EXERCISE AIM | Note each line that includes the word "Suriin". Copy those lines.

[Source data]
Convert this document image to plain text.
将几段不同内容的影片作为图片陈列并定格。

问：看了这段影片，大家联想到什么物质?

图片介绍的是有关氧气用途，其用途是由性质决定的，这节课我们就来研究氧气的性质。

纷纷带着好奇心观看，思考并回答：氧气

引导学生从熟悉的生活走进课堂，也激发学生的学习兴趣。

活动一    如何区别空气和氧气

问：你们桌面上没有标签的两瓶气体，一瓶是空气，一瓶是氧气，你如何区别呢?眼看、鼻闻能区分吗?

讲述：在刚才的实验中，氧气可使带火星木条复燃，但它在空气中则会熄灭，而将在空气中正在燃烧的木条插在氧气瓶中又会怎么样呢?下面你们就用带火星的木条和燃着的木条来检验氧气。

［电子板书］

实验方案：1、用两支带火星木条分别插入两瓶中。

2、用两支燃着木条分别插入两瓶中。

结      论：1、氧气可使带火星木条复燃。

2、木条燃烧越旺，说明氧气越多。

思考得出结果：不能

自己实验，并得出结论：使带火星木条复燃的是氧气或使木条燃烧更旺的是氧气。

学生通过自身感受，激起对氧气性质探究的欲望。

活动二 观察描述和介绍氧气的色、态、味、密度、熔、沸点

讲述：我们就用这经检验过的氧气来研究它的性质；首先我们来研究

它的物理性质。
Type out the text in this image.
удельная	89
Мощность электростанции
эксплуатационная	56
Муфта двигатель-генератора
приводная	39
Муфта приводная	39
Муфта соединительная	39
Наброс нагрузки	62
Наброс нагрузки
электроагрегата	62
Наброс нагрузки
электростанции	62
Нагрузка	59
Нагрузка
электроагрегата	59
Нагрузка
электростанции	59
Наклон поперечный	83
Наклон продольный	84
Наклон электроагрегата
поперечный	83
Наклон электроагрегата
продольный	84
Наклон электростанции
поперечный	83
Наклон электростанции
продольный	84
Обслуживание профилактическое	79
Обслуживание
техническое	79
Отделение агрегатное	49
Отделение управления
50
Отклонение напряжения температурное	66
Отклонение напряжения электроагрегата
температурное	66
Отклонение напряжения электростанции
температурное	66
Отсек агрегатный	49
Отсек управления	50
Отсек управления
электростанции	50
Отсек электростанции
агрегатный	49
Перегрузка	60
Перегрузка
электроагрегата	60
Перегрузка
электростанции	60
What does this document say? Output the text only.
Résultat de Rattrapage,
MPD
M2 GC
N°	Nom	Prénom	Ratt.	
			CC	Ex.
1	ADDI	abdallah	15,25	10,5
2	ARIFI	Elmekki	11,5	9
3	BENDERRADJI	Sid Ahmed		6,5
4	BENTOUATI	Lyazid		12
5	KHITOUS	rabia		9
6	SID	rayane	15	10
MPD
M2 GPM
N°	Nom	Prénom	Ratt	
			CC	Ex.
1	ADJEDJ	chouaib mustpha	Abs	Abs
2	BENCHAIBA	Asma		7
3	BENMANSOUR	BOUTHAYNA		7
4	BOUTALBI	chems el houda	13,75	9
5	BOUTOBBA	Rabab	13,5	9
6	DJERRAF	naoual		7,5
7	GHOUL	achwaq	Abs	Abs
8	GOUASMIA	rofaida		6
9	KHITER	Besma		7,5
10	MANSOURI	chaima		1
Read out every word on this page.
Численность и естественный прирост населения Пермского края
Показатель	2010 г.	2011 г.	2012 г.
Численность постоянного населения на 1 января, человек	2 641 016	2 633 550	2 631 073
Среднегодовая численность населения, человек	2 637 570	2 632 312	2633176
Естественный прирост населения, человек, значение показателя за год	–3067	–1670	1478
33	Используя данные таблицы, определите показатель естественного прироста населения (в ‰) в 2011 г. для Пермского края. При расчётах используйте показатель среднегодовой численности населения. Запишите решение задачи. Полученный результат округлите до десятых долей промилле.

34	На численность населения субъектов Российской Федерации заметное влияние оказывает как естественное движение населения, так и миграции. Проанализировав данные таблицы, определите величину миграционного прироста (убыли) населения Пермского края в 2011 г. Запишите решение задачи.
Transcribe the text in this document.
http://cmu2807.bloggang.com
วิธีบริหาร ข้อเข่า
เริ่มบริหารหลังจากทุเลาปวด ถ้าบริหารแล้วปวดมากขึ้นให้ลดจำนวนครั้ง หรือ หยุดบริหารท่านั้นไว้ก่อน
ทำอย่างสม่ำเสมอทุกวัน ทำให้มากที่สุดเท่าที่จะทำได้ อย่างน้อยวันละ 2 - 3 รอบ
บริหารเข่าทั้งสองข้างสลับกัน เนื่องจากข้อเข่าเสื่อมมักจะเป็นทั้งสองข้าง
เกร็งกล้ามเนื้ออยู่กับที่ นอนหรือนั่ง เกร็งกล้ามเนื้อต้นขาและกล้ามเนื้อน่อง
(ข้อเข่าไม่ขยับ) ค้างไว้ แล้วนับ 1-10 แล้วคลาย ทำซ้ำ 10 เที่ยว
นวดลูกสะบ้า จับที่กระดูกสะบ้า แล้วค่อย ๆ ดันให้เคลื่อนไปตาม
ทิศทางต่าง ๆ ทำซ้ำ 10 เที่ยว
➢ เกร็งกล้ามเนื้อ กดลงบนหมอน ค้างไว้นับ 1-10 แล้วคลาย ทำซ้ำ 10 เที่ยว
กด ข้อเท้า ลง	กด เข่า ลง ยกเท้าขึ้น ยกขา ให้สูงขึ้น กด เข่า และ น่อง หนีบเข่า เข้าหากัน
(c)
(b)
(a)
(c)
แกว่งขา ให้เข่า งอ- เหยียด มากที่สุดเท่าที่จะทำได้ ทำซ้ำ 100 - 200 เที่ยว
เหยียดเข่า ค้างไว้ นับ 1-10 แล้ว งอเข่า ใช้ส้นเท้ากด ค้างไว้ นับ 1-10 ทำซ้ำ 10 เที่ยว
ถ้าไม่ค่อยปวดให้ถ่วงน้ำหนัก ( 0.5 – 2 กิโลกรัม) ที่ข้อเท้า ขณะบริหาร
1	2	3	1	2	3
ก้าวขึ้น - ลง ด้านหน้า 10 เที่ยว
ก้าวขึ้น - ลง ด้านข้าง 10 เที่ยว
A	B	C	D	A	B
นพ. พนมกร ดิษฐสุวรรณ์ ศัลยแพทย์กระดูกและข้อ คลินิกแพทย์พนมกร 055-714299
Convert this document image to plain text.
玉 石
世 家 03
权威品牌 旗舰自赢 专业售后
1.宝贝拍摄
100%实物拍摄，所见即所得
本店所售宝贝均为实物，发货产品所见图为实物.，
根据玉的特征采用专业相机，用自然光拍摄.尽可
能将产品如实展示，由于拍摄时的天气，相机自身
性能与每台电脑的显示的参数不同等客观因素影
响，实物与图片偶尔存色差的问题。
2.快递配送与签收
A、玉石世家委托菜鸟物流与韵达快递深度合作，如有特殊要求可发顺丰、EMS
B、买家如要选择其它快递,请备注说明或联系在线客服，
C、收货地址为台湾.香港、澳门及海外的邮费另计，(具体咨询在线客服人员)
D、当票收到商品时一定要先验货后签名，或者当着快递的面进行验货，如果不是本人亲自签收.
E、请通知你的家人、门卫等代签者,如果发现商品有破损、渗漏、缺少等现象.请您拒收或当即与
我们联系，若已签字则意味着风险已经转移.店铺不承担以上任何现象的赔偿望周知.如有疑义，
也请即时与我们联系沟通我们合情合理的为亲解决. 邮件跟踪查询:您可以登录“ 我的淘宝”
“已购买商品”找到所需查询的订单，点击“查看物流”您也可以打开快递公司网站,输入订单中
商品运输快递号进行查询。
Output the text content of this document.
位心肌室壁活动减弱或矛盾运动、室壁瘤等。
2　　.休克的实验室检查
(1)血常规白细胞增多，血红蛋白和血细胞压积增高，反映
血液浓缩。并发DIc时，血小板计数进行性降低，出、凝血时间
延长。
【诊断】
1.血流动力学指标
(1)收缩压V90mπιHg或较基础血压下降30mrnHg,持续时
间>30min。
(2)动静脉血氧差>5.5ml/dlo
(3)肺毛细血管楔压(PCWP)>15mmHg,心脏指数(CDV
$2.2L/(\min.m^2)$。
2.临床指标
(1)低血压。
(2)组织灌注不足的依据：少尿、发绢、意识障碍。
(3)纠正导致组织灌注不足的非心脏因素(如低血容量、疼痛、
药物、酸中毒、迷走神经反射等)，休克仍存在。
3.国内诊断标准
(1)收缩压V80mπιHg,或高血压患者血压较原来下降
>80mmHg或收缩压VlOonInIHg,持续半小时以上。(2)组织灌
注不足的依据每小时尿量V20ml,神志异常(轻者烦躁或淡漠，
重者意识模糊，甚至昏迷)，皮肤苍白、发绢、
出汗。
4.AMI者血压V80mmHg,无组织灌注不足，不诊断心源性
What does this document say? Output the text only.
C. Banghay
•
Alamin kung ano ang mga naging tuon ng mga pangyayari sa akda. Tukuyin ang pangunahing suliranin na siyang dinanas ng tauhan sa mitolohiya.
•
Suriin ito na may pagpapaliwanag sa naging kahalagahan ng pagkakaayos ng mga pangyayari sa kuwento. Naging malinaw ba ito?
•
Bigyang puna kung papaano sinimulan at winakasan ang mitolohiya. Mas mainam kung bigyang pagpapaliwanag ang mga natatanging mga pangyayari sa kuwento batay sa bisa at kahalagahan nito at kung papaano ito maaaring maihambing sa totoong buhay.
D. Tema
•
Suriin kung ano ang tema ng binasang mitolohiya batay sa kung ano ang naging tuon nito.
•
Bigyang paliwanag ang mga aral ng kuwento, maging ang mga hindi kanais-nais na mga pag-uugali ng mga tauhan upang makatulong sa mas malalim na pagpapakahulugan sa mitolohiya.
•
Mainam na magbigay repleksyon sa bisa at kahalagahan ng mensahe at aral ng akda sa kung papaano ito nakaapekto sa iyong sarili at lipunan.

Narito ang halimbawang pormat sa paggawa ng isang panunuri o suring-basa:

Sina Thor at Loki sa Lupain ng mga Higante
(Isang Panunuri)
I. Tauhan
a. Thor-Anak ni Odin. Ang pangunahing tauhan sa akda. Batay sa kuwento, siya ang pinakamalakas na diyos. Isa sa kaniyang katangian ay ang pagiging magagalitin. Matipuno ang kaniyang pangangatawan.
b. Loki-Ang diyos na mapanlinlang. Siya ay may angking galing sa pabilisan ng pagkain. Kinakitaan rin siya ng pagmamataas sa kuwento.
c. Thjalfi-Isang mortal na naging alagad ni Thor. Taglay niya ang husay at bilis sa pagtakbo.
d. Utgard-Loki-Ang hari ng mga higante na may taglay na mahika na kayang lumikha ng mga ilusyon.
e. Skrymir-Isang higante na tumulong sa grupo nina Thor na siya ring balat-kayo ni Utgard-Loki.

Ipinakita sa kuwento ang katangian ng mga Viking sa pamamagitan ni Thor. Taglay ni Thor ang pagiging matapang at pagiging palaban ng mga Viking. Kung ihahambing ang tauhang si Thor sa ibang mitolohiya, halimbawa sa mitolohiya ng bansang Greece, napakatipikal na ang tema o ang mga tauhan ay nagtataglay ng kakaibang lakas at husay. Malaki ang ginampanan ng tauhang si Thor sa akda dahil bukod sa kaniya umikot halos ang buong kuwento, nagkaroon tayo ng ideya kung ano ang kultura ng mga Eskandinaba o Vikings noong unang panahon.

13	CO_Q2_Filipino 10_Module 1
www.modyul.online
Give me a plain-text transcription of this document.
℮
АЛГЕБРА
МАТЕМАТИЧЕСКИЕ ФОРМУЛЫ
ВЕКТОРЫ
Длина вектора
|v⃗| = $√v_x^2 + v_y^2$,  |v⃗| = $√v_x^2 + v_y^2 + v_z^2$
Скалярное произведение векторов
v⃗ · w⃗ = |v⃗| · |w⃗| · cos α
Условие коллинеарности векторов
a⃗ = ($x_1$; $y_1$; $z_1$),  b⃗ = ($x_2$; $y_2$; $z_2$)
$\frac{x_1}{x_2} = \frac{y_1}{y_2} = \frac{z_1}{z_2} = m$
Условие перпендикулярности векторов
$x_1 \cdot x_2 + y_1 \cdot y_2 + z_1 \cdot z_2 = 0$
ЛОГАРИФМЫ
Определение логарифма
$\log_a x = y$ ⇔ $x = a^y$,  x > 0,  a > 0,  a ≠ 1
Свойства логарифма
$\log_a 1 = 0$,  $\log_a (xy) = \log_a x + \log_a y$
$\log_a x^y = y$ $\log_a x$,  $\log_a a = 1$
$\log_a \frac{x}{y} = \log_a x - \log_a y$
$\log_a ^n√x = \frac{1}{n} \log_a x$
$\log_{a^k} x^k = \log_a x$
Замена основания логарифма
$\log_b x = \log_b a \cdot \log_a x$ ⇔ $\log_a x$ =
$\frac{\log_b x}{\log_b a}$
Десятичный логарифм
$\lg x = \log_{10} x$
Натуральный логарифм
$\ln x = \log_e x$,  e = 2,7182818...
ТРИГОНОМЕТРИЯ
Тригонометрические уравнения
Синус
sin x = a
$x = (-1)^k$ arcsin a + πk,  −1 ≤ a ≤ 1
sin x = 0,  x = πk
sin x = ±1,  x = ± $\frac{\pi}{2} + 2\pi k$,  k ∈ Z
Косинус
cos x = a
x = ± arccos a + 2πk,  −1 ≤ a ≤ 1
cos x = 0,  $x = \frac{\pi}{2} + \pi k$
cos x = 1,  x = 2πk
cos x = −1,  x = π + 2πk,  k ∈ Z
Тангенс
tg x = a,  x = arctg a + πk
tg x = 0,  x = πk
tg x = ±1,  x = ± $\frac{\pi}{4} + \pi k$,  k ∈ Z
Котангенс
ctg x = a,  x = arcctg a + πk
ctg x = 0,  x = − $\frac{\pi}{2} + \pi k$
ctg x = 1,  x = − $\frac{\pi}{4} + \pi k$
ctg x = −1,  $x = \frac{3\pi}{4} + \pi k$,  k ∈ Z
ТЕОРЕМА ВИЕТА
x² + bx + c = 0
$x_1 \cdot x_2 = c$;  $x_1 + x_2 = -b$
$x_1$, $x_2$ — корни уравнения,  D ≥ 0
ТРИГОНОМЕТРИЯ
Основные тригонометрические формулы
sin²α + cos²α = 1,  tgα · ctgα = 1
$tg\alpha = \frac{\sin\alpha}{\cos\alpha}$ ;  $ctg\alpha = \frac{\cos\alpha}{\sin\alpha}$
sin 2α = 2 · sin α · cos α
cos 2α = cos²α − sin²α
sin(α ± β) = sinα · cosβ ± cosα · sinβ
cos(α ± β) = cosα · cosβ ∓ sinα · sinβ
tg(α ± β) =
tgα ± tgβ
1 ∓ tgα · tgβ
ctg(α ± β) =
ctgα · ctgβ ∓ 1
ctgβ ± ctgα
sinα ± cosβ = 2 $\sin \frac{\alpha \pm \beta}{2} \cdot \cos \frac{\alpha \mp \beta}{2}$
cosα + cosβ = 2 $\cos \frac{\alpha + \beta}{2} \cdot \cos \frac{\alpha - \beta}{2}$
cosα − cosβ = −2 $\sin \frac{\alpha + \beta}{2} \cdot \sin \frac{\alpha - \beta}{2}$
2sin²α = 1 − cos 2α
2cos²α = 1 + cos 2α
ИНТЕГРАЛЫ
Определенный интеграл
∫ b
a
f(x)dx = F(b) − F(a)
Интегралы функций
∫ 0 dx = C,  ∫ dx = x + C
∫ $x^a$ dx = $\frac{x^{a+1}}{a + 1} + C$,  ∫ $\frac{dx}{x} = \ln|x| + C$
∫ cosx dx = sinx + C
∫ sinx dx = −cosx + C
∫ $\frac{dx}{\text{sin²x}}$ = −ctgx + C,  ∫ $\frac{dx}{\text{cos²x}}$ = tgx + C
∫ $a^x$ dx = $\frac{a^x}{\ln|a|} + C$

CORRECT ANSWER |
Suriin ito na may pagpapaliwanag sa naging kahalagahan ng pagkakaayos ng mga pangyayari sa kuwento. Naging malinaw ba ito?
Suriin kung ano ang tema ng binasang mitolohiya batay sa kung ano ang naging tuon nito.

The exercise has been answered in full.